▶ **Data excerpts**
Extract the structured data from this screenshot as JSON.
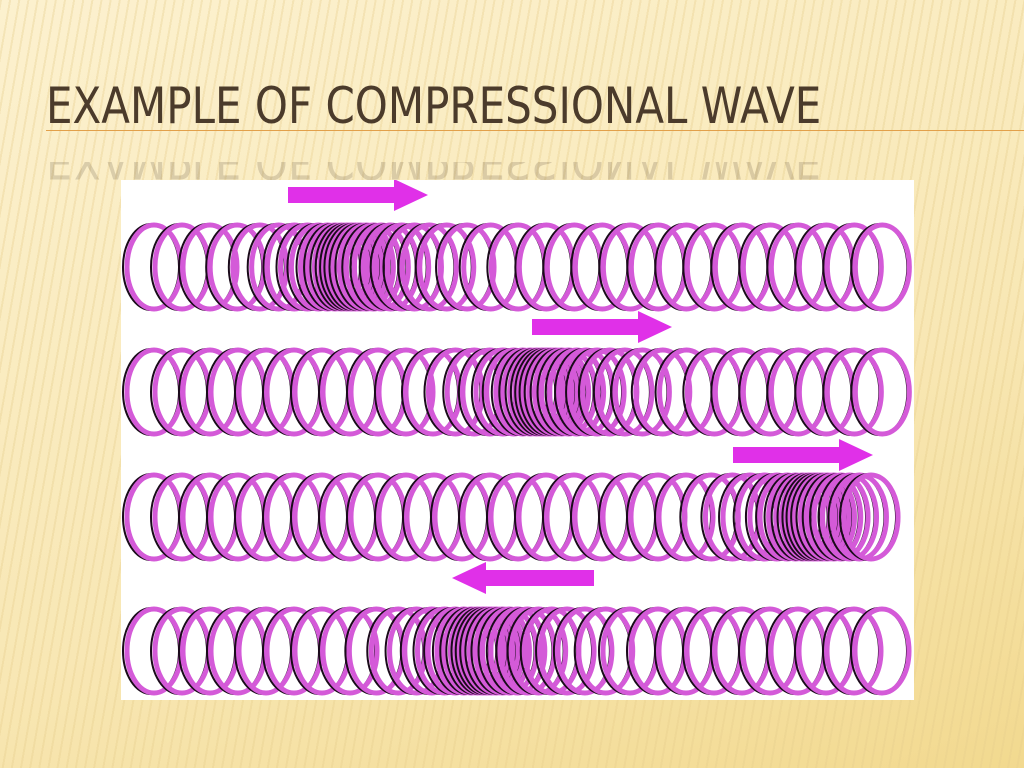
{
  "slide": {
    "title": "EXAMPLE OF COMPRESSIONAL WAVE"
  },
  "figure": {
    "description_rows": [
      {
        "arrow_direction": "right"
      },
      {
        "arrow_direction": "right"
      },
      {
        "arrow_direction": "right"
      },
      {
        "arrow_direction": "left"
      }
    ],
    "colors": {
      "ring": "#d45ad8",
      "ring_outline": "#1a0a1a",
      "arrow": "#e030e8",
      "highlight": "#f0b070"
    }
  },
  "colors": {
    "background": "#fbeec6",
    "title": "#4b3b2b",
    "rule": "#e2a04a"
  }
}
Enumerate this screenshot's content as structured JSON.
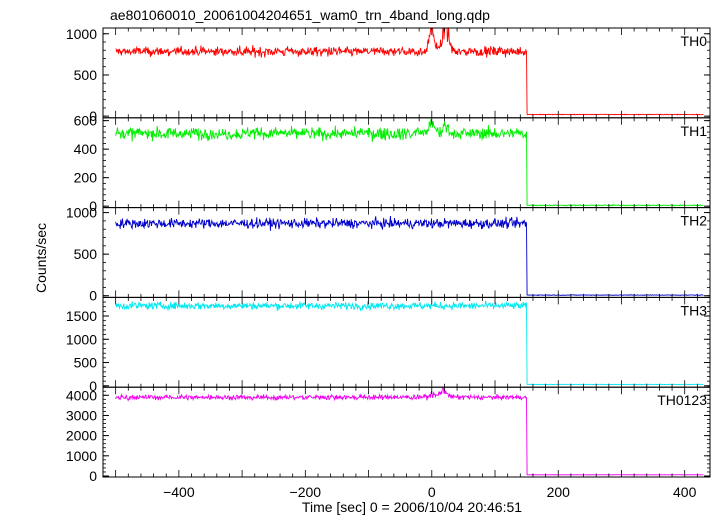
{
  "title": "ae801060010_20061004204651_wam0_trn_4band_long.qdp",
  "xlabel": "Time [sec] 0 = 2006/10/04 20:46:51",
  "ylabel": "Counts/sec",
  "chart_data": {
    "type": "line",
    "title": "ae801060010_20061004204651_wam0_trn_4band_long.qdp",
    "xlabel": "Time [sec] 0 = 2006/10/04 20:46:51",
    "ylabel": "Counts/sec",
    "xlim": [
      -520,
      440
    ],
    "xticks": [
      -400,
      -200,
      0,
      200,
      400
    ],
    "x_start": -500,
    "x_drop": 150,
    "x_end": 430,
    "grid": false,
    "panels": [
      {
        "name": "TH0",
        "color": "#ff0000",
        "ylim": [
          -20,
          1070
        ],
        "yticks": [
          0,
          500,
          1000
        ],
        "level": 785,
        "noise": 30,
        "after": 20,
        "flare": [
          {
            "x": 0,
            "amp": 260,
            "w": 6
          },
          {
            "x": 22,
            "amp": 300,
            "w": 7
          }
        ]
      },
      {
        "name": "TH1",
        "color": "#00ee00",
        "ylim": [
          -10,
          620
        ],
        "yticks": [
          0,
          200,
          400,
          600
        ],
        "level": 510,
        "noise": 22,
        "after": 6,
        "flare": [
          {
            "x": 0,
            "amp": 70,
            "w": 6
          },
          {
            "x": 22,
            "amp": 50,
            "w": 6
          }
        ]
      },
      {
        "name": "TH2",
        "color": "#0000cc",
        "ylim": [
          -20,
          1060
        ],
        "yticks": [
          0,
          500,
          1000
        ],
        "level": 870,
        "noise": 30,
        "after": 8,
        "flare": []
      },
      {
        "name": "TH3",
        "color": "#00e8f0",
        "ylim": [
          -30,
          1900
        ],
        "yticks": [
          0,
          500,
          1000,
          1500
        ],
        "level": 1720,
        "noise": 40,
        "after": 30,
        "flare": []
      },
      {
        "name": "TH0123",
        "color": "#ee00ee",
        "ylim": [
          -50,
          4400
        ],
        "yticks": [
          0,
          1000,
          2000,
          3000,
          4000
        ],
        "level": 3900,
        "noise": 60,
        "after": 60,
        "flare": [
          {
            "x": 0,
            "amp": 150,
            "w": 6
          },
          {
            "x": 18,
            "amp": 350,
            "w": 8
          }
        ]
      }
    ]
  }
}
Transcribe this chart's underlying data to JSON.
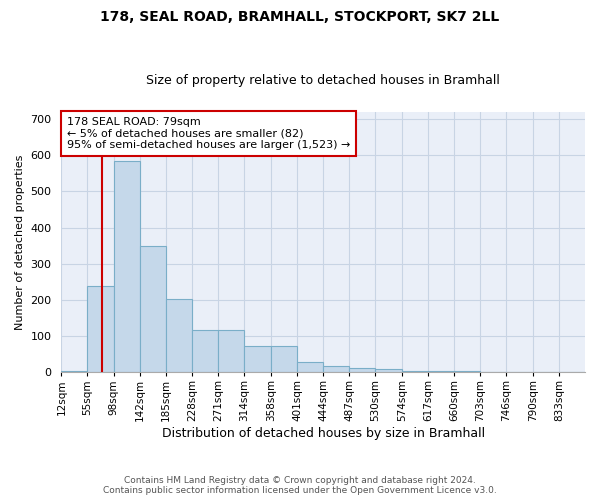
{
  "title": "178, SEAL ROAD, BRAMHALL, STOCKPORT, SK7 2LL",
  "subtitle": "Size of property relative to detached houses in Bramhall",
  "xlabel": "Distribution of detached houses by size in Bramhall",
  "ylabel": "Number of detached properties",
  "footer_line1": "Contains HM Land Registry data © Crown copyright and database right 2024.",
  "footer_line2": "Contains public sector information licensed under the Open Government Licence v3.0.",
  "annotation_line1": "178 SEAL ROAD: 79sqm",
  "annotation_line2": "← 5% of detached houses are smaller (82)",
  "annotation_line3": "95% of semi-detached houses are larger (1,523) →",
  "property_line_x": 79,
  "bar_edges": [
    12,
    55,
    98,
    142,
    185,
    228,
    271,
    314,
    358,
    401,
    444,
    487,
    530,
    574,
    617,
    660,
    703,
    746,
    790,
    833,
    876
  ],
  "bar_heights": [
    5,
    238,
    585,
    348,
    204,
    118,
    118,
    72,
    72,
    28,
    18,
    12,
    8,
    5,
    5,
    5,
    0,
    0,
    0,
    0
  ],
  "bar_color": "#c5d8ea",
  "bar_edge_color": "#7aaec8",
  "property_line_color": "#cc0000",
  "annotation_box_color": "#cc0000",
  "ylim": [
    0,
    720
  ],
  "yticks": [
    0,
    100,
    200,
    300,
    400,
    500,
    600,
    700
  ],
  "grid_color": "#c8d4e4",
  "bg_color": "#eaeff8",
  "title_fontsize": 10,
  "subtitle_fontsize": 9,
  "tick_label_fontsize": 7.5,
  "ylabel_fontsize": 8,
  "xlabel_fontsize": 9
}
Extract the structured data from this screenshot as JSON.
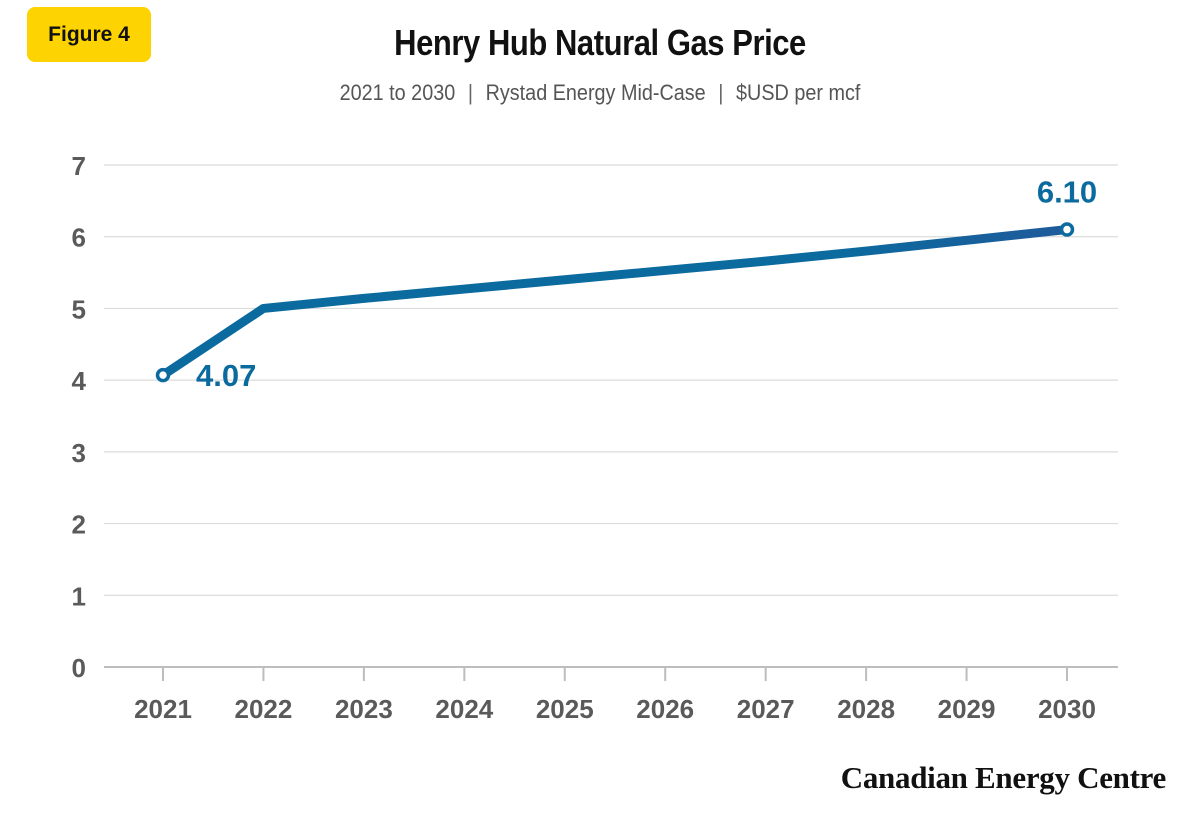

▶ **Exercise instructions**
Copy the material above in full and exactly, skipping pictures.

▶ **Solution to this exercise**
Extract the structured data from this screenshot as JSON.
{
  "slide": {
    "title": "EXAMPLE OF COMPRESSIONAL WAVE"
  },
  "figure": {
    "description_rows": [
      {
        "arrow_direction": "right"
      },
      {
        "arrow_direction": "right"
      },
      {
        "arrow_direction": "right"
      },
      {
        "arrow_direction": "left"
      }
    ],
    "colors": {
      "ring": "#d45ad8",
      "ring_outline": "#1a0a1a",
      "arrow": "#e030e8",
      "highlight": "#f0b070"
    }
  },
  "colors": {
    "background": "#fbeec6",
    "title": "#4b3b2b",
    "rule": "#e2a04a"
  }
}
Enumerate this screenshot's content as structured JSON.
{
  "title": "ae801060010_20061004204651_wam0_trn_4band_long.qdp",
  "xlabel": "Time [sec] 0 = 2006/10/04 20:46:51",
  "ylabel": "Counts/sec",
  "chart_data": {
    "type": "line",
    "title": "ae801060010_20061004204651_wam0_trn_4band_long.qdp",
    "xlabel": "Time [sec] 0 = 2006/10/04 20:46:51",
    "ylabel": "Counts/sec",
    "xlim": [
      -520,
      440
    ],
    "xticks": [
      -400,
      -200,
      0,
      200,
      400
    ],
    "x_start": -500,
    "x_drop": 150,
    "x_end": 430,
    "grid": false,
    "panels": [
      {
        "name": "TH0",
        "color": "#ff0000",
        "ylim": [
          -20,
          1070
        ],
        "yticks": [
          0,
          500,
          1000
        ],
        "level": 785,
        "noise": 30,
        "after": 20,
        "flare": [
          {
            "x": 0,
            "amp": 260,
            "w": 6
          },
          {
            "x": 22,
            "amp": 300,
            "w": 7
          }
        ]
      },
      {
        "name": "TH1",
        "color": "#00ee00",
        "ylim": [
          -10,
          620
        ],
        "yticks": [
          0,
          200,
          400,
          600
        ],
        "level": 510,
        "noise": 22,
        "after": 6,
        "flare": [
          {
            "x": 0,
            "amp": 70,
            "w": 6
          },
          {
            "x": 22,
            "amp": 50,
            "w": 6
          }
        ]
      },
      {
        "name": "TH2",
        "color": "#0000cc",
        "ylim": [
          -20,
          1060
        ],
        "yticks": [
          0,
          500,
          1000
        ],
        "level": 870,
        "noise": 30,
        "after": 8,
        "flare": []
      },
      {
        "name": "TH3",
        "color": "#00e8f0",
        "ylim": [
          -30,
          1900
        ],
        "yticks": [
          0,
          500,
          1000,
          1500
        ],
        "level": 1720,
        "noise": 40,
        "after": 30,
        "flare": []
      },
      {
        "name": "TH0123",
        "color": "#ee00ee",
        "ylim": [
          -50,
          4400
        ],
        "yticks": [
          0,
          1000,
          2000,
          3000,
          4000
        ],
        "level": 3900,
        "noise": 60,
        "after": 60,
        "flare": [
          {
            "x": 0,
            "amp": 150,
            "w": 6
          },
          {
            "x": 18,
            "amp": 350,
            "w": 8
          }
        ]
      }
    ]
  }
}
Transcribe this chart's underlying data to JSON.
{
  "title": "178, SEAL ROAD, BRAMHALL, STOCKPORT, SK7 2LL",
  "subtitle": "Size of property relative to detached houses in Bramhall",
  "xlabel": "Distribution of detached houses by size in Bramhall",
  "ylabel": "Number of detached properties",
  "footer_line1": "Contains HM Land Registry data © Crown copyright and database right 2024.",
  "footer_line2": "Contains public sector information licensed under the Open Government Licence v3.0.",
  "annotation_line1": "178 SEAL ROAD: 79sqm",
  "annotation_line2": "← 5% of detached houses are smaller (82)",
  "annotation_line3": "95% of semi-detached houses are larger (1,523) →",
  "property_line_x": 79,
  "bar_edges": [
    12,
    55,
    98,
    142,
    185,
    228,
    271,
    314,
    358,
    401,
    444,
    487,
    530,
    574,
    617,
    660,
    703,
    746,
    790,
    833,
    876
  ],
  "bar_heights": [
    5,
    238,
    585,
    348,
    204,
    118,
    118,
    72,
    72,
    28,
    18,
    12,
    8,
    5,
    5,
    5,
    0,
    0,
    0,
    0
  ],
  "bar_color": "#c5d8ea",
  "bar_edge_color": "#7aaec8",
  "property_line_color": "#cc0000",
  "annotation_box_color": "#cc0000",
  "ylim": [
    0,
    720
  ],
  "yticks": [
    0,
    100,
    200,
    300,
    400,
    500,
    600,
    700
  ],
  "grid_color": "#c8d4e4",
  "bg_color": "#eaeff8",
  "title_fontsize": 10,
  "subtitle_fontsize": 9,
  "tick_label_fontsize": 7.5,
  "ylabel_fontsize": 8,
  "xlabel_fontsize": 9
}
Extract the structured data from this screenshot as JSON.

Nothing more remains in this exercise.